Retype each entry below, keeping every character the same.

------

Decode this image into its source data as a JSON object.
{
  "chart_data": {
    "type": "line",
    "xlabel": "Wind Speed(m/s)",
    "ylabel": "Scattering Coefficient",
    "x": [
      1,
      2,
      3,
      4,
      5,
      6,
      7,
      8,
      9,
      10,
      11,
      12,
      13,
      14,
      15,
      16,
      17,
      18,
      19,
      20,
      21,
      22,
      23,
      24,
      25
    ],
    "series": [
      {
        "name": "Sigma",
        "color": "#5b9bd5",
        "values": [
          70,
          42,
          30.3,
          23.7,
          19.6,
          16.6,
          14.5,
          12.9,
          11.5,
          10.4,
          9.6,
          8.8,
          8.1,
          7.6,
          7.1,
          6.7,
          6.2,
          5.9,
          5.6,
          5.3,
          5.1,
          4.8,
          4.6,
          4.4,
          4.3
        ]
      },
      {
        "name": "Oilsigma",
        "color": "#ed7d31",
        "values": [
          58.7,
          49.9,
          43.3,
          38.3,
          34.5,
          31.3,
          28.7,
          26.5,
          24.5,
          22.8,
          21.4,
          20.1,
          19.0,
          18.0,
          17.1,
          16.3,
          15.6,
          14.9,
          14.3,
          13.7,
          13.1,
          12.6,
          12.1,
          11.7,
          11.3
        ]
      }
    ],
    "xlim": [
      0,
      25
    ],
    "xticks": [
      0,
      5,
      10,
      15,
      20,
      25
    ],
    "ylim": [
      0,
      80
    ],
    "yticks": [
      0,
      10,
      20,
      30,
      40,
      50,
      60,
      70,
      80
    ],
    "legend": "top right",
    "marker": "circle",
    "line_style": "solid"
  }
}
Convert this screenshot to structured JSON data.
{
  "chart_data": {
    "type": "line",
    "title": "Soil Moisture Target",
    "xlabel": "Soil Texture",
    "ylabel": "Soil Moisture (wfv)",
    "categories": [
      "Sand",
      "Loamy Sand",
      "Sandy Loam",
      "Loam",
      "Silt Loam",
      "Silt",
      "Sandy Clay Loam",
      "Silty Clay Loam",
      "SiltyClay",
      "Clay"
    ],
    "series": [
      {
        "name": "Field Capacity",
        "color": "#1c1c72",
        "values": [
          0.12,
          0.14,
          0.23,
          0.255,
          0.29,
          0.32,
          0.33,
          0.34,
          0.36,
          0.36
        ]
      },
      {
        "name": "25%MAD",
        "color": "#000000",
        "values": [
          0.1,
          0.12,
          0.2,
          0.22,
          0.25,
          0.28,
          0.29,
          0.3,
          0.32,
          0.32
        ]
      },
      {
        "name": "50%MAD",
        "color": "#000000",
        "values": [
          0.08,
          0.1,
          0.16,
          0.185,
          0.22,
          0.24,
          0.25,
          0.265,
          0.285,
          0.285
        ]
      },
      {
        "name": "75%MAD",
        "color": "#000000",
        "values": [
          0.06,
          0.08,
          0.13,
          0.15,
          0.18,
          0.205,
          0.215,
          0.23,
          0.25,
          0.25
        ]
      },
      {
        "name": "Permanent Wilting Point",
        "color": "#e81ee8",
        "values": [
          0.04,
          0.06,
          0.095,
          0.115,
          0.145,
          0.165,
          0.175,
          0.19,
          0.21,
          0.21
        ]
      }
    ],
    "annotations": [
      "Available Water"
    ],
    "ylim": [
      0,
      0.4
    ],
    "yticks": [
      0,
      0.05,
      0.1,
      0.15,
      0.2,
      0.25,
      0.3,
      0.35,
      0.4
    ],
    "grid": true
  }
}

------

ANSWER TO THIS TASK:
Decode this image into its source data as a JSON object.
{
  "chart_data": {
    "type": "line",
    "xlabel": "Wind Speed(m/s)",
    "ylabel": "Scattering Coefficient",
    "x": [
      1,
      2,
      3,
      4,
      5,
      6,
      7,
      8,
      9,
      10,
      11,
      12,
      13,
      14,
      15,
      16,
      17,
      18,
      19,
      20,
      21,
      22,
      23,
      24,
      25
    ],
    "series": [
      {
        "name": "Sigma",
        "color": "#5b9bd5",
        "values": [
          70,
          42,
          30.3,
          23.7,
          19.6,
          16.6,
          14.5,
          12.9,
          11.5,
          10.4,
          9.6,
          8.8,
          8.1,
          7.6,
          7.1,
          6.7,
          6.2,
          5.9,
          5.6,
          5.3,
          5.1,
          4.8,
          4.6,
          4.4,
          4.3
        ]
      },
      {
        "name": "Oilsigma",
        "color": "#ed7d31",
        "values": [
          58.7,
          49.9,
          43.3,
          38.3,
          34.5,
          31.3,
          28.7,
          26.5,
          24.5,
          22.8,
          21.4,
          20.1,
          19.0,
          18.0,
          17.1,
          16.3,
          15.6,
          14.9,
          14.3,
          13.7,
          13.1,
          12.6,
          12.1,
          11.7,
          11.3
        ]
      }
    ],
    "xlim": [
      0,
      25
    ],
    "xticks": [
      0,
      5,
      10,
      15,
      20,
      25
    ],
    "ylim": [
      0,
      80
    ],
    "yticks": [
      0,
      10,
      20,
      30,
      40,
      50,
      60,
      70,
      80
    ],
    "legend": "top right",
    "marker": "circle",
    "line_style": "solid"
  }
}
Convert this screenshot to structured JSON data.
{
  "chart_data": {
    "type": "line",
    "title": "Soil Moisture Target",
    "xlabel": "Soil Texture",
    "ylabel": "Soil Moisture (wfv)",
    "categories": [
      "Sand",
      "Loamy Sand",
      "Sandy Loam",
      "Loam",
      "Silt Loam",
      "Silt",
      "Sandy Clay Loam",
      "Silty Clay Loam",
      "SiltyClay",
      "Clay"
    ],
    "series": [
      {
        "name": "Field Capacity",
        "color": "#1c1c72",
        "values": [
          0.12,
          0.14,
          0.23,
          0.255,
          0.29,
          0.32,
          0.33,
          0.34,
          0.36,
          0.36
        ]
      },
      {
        "name": "25%MAD",
        "color": "#000000",
        "values": [
          0.1,
          0.12,
          0.2,
          0.22,
          0.25,
          0.28,
          0.29,
          0.3,
          0.32,
          0.32
        ]
      },
      {
        "name": "50%MAD",
        "color": "#000000",
        "values": [
          0.08,
          0.1,
          0.16,
          0.185,
          0.22,
          0.24,
          0.25,
          0.265,
          0.285,
          0.285
        ]
      },
      {
        "name": "75%MAD",
        "color": "#000000",
        "values": [
          0.06,
          0.08,
          0.13,
          0.15,
          0.18,
          0.205,
          0.215,
          0.23,
          0.25,
          0.25
        ]
      },
      {
        "name": "Permanent Wilting Point",
        "color": "#e81ee8",
        "values": [
          0.04,
          0.06,
          0.095,
          0.115,
          0.145,
          0.165,
          0.175,
          0.19,
          0.21,
          0.21
        ]
      }
    ],
    "annotations": [
      "Available Water"
    ],
    "ylim": [
      0,
      0.4
    ],
    "yticks": [
      0,
      0.05,
      0.1,
      0.15,
      0.2,
      0.25,
      0.3,
      0.35,
      0.4
    ],
    "grid": true
  }
}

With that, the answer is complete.